All entries are to be quoted exactly; the images stay out of the copy.
+ + + + + + +
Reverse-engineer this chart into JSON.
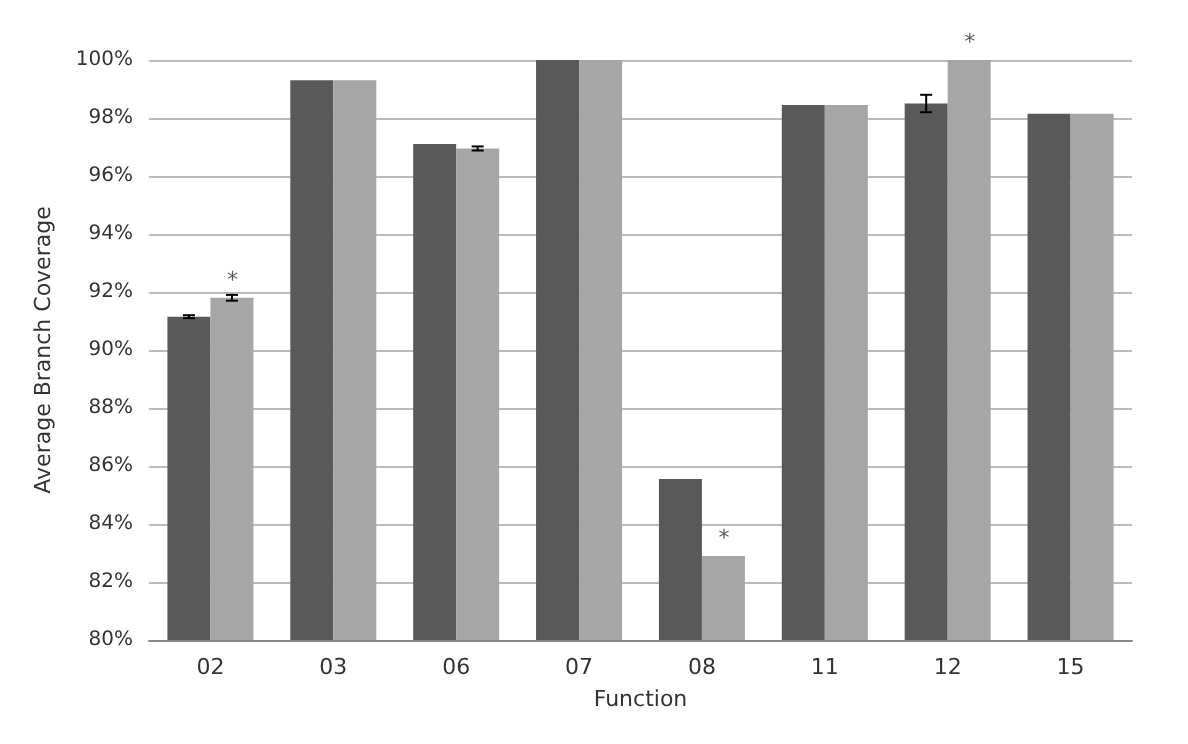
{
  "chart_data": {
    "type": "bar",
    "xlabel": "Function",
    "ylabel": "Average Branch Coverage",
    "categories": [
      "02",
      "03",
      "06",
      "07",
      "08",
      "11",
      "12",
      "15"
    ],
    "series": [
      {
        "color": "#595959",
        "values": [
          91.15,
          99.3,
          97.1,
          100,
          85.55,
          98.45,
          98.5,
          98.15
        ],
        "errors": [
          0.05,
          null,
          null,
          null,
          null,
          null,
          0.3,
          null
        ]
      },
      {
        "color": "#a6a6a6",
        "values": [
          91.8,
          99.3,
          96.95,
          100,
          82.9,
          98.45,
          100,
          98.15
        ],
        "errors": [
          0.1,
          null,
          0.07,
          null,
          null,
          null,
          null,
          null
        ]
      }
    ],
    "ylim": [
      80,
      100
    ],
    "yticks": [
      {
        "value": 80,
        "label": "80%"
      },
      {
        "value": 82,
        "label": "82%"
      },
      {
        "value": 84,
        "label": "84%"
      },
      {
        "value": 86,
        "label": "86%"
      },
      {
        "value": 88,
        "label": "88%"
      },
      {
        "value": 90,
        "label": "90%"
      },
      {
        "value": 92,
        "label": "92%"
      },
      {
        "value": 94,
        "label": "94%"
      },
      {
        "value": 96,
        "label": "96%"
      },
      {
        "value": 98,
        "label": "98%"
      },
      {
        "value": 100,
        "label": "100%"
      }
    ],
    "grid": "y",
    "annotations": [
      {
        "text": "*",
        "x": "02",
        "y": 91.8
      },
      {
        "text": "*",
        "x": "08",
        "y": 82.9
      },
      {
        "text": "*",
        "x": "12",
        "y": 100
      }
    ]
  }
}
+ + + + + + +
TASK RESPONSE |
Reverse-engineer this chart into JSON.
{
  "chart_data": {
    "type": "bar",
    "xlabel": "Function",
    "ylabel": "Average Branch Coverage",
    "categories": [
      "02",
      "03",
      "06",
      "07",
      "08",
      "11",
      "12",
      "15"
    ],
    "series": [
      {
        "color": "#595959",
        "values": [
          91.15,
          99.3,
          97.1,
          100,
          85.55,
          98.45,
          98.5,
          98.15
        ],
        "errors": [
          0.05,
          null,
          null,
          null,
          null,
          null,
          0.3,
          null
        ]
      },
      {
        "color": "#a6a6a6",
        "values": [
          91.8,
          99.3,
          96.95,
          100,
          82.9,
          98.45,
          100,
          98.15
        ],
        "errors": [
          0.1,
          null,
          0.07,
          null,
          null,
          null,
          null,
          null
        ]
      }
    ],
    "ylim": [
      80,
      100
    ],
    "yticks": [
      {
        "value": 80,
        "label": "80%"
      },
      {
        "value": 82,
        "label": "82%"
      },
      {
        "value": 84,
        "label": "84%"
      },
      {
        "value": 86,
        "label": "86%"
      },
      {
        "value": 88,
        "label": "88%"
      },
      {
        "value": 90,
        "label": "90%"
      },
      {
        "value": 92,
        "label": "92%"
      },
      {
        "value": 94,
        "label": "94%"
      },
      {
        "value": 96,
        "label": "96%"
      },
      {
        "value": 98,
        "label": "98%"
      },
      {
        "value": 100,
        "label": "100%"
      }
    ],
    "grid": "y",
    "annotations": [
      {
        "text": "*",
        "x": "02",
        "y": 91.8
      },
      {
        "text": "*",
        "x": "08",
        "y": 82.9
      },
      {
        "text": "*",
        "x": "12",
        "y": 100
      }
    ]
  }
}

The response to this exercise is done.